Stated problem
Each entry below is to be extracted exactly.

========================

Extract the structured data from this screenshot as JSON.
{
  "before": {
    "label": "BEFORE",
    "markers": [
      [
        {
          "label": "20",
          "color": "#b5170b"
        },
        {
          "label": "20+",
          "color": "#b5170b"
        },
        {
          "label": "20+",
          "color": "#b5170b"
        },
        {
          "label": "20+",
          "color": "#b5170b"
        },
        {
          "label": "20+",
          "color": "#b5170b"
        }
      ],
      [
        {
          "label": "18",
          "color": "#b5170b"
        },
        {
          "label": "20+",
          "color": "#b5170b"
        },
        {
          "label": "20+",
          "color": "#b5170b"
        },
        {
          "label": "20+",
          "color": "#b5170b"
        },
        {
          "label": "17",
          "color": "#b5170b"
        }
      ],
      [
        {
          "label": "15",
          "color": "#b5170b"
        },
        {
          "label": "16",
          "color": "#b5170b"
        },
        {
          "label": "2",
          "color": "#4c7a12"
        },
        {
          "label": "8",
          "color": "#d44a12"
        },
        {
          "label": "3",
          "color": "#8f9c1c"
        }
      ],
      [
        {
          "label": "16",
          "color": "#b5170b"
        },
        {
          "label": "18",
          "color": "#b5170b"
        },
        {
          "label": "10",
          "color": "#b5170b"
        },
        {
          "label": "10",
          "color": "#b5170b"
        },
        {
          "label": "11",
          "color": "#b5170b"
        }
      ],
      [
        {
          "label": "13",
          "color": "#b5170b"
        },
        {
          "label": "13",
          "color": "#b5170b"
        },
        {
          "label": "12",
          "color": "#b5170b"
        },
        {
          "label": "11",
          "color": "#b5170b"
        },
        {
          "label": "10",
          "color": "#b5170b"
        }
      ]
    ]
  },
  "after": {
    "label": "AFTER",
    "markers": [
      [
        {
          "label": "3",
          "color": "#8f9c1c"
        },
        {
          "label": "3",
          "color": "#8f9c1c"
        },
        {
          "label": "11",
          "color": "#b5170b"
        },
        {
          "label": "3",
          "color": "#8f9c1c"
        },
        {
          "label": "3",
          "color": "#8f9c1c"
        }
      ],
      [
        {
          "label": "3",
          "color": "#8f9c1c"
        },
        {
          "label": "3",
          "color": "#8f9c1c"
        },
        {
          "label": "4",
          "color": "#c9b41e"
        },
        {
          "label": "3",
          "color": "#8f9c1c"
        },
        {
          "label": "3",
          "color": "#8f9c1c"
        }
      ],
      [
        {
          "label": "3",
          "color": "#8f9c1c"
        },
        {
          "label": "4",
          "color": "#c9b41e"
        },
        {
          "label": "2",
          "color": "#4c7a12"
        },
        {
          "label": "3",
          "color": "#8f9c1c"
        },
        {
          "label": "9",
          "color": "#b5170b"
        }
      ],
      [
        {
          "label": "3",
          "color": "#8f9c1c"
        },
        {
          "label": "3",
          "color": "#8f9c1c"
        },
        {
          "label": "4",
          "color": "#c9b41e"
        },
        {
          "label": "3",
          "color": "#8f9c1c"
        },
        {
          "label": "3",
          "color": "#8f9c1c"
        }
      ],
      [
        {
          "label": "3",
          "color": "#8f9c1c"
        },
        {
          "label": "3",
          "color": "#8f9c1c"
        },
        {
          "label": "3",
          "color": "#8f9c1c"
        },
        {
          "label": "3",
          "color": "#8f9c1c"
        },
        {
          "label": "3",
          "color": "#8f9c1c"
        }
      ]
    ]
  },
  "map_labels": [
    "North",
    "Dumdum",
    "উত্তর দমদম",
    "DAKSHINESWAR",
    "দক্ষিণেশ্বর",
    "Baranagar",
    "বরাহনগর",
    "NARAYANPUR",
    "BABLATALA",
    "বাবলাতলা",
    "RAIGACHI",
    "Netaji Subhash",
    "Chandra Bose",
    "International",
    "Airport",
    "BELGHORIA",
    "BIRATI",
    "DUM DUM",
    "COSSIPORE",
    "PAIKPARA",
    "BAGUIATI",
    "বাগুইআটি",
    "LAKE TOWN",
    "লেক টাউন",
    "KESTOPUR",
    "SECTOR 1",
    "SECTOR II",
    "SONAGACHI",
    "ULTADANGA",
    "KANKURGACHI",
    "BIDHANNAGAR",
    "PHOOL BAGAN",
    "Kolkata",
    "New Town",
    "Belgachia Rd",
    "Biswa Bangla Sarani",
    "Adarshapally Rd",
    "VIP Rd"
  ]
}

========================

Correct result
Extract the structured data from this screenshot as JSON.
{
  "before": {
    "label": "BEFORE",
    "markers": [
      [
        {
          "label": "20",
          "color": "#b5170b"
        },
        {
          "label": "20+",
          "color": "#b5170b"
        },
        {
          "label": "20+",
          "color": "#b5170b"
        },
        {
          "label": "20+",
          "color": "#b5170b"
        },
        {
          "label": "20+",
          "color": "#b5170b"
        }
      ],
      [
        {
          "label": "18",
          "color": "#b5170b"
        },
        {
          "label": "20+",
          "color": "#b5170b"
        },
        {
          "label": "20+",
          "color": "#b5170b"
        },
        {
          "label": "20+",
          "color": "#b5170b"
        },
        {
          "label": "17",
          "color": "#b5170b"
        }
      ],
      [
        {
          "label": "15",
          "color": "#b5170b"
        },
        {
          "label": "16",
          "color": "#b5170b"
        },
        {
          "label": "2",
          "color": "#4c7a12"
        },
        {
          "label": "8",
          "color": "#d44a12"
        },
        {
          "label": "3",
          "color": "#8f9c1c"
        }
      ],
      [
        {
          "label": "16",
          "color": "#b5170b"
        },
        {
          "label": "18",
          "color": "#b5170b"
        },
        {
          "label": "10",
          "color": "#b5170b"
        },
        {
          "label": "10",
          "color": "#b5170b"
        },
        {
          "label": "11",
          "color": "#b5170b"
        }
      ],
      [
        {
          "label": "13",
          "color": "#b5170b"
        },
        {
          "label": "13",
          "color": "#b5170b"
        },
        {
          "label": "12",
          "color": "#b5170b"
        },
        {
          "label": "11",
          "color": "#b5170b"
        },
        {
          "label": "10",
          "color": "#b5170b"
        }
      ]
    ]
  },
  "after": {
    "label": "AFTER",
    "markers": [
      [
        {
          "label": "3",
          "color": "#8f9c1c"
        },
        {
          "label": "3",
          "color": "#8f9c1c"
        },
        {
          "label": "11",
          "color": "#b5170b"
        },
        {
          "label": "3",
          "color": "#8f9c1c"
        },
        {
          "label": "3",
          "color": "#8f9c1c"
        }
      ],
      [
        {
          "label": "3",
          "color": "#8f9c1c"
        },
        {
          "label": "3",
          "color": "#8f9c1c"
        },
        {
          "label": "4",
          "color": "#c9b41e"
        },
        {
          "label": "3",
          "color": "#8f9c1c"
        },
        {
          "label": "3",
          "color": "#8f9c1c"
        }
      ],
      [
        {
          "label": "3",
          "color": "#8f9c1c"
        },
        {
          "label": "4",
          "color": "#c9b41e"
        },
        {
          "label": "2",
          "color": "#4c7a12"
        },
        {
          "label": "3",
          "color": "#8f9c1c"
        },
        {
          "label": "9",
          "color": "#b5170b"
        }
      ],
      [
        {
          "label": "3",
          "color": "#8f9c1c"
        },
        {
          "label": "3",
          "color": "#8f9c1c"
        },
        {
          "label": "4",
          "color": "#c9b41e"
        },
        {
          "label": "3",
          "color": "#8f9c1c"
        },
        {
          "label": "3",
          "color": "#8f9c1c"
        }
      ],
      [
        {
          "label": "3",
          "color": "#8f9c1c"
        },
        {
          "label": "3",
          "color": "#8f9c1c"
        },
        {
          "label": "3",
          "color": "#8f9c1c"
        },
        {
          "label": "3",
          "color": "#8f9c1c"
        },
        {
          "label": "3",
          "color": "#8f9c1c"
        }
      ]
    ]
  },
  "map_labels": [
    "North",
    "Dumdum",
    "উত্তর দমদম",
    "DAKSHINESWAR",
    "দক্ষিণেশ্বর",
    "Baranagar",
    "বরাহনগর",
    "NARAYANPUR",
    "BABLATALA",
    "বাবলাতলা",
    "RAIGACHI",
    "Netaji Subhash",
    "Chandra Bose",
    "International",
    "Airport",
    "BELGHORIA",
    "BIRATI",
    "DUM DUM",
    "COSSIPORE",
    "PAIKPARA",
    "BAGUIATI",
    "বাগুইআটি",
    "LAKE TOWN",
    "লেক টাউন",
    "KESTOPUR",
    "SECTOR 1",
    "SECTOR II",
    "SONAGACHI",
    "ULTADANGA",
    "KANKURGACHI",
    "BIDHANNAGAR",
    "PHOOL BAGAN",
    "Kolkata",
    "New Town",
    "Belgachia Rd",
    "Biswa Bangla Sarani",
    "Adarshapally Rd",
    "VIP Rd"
  ]
}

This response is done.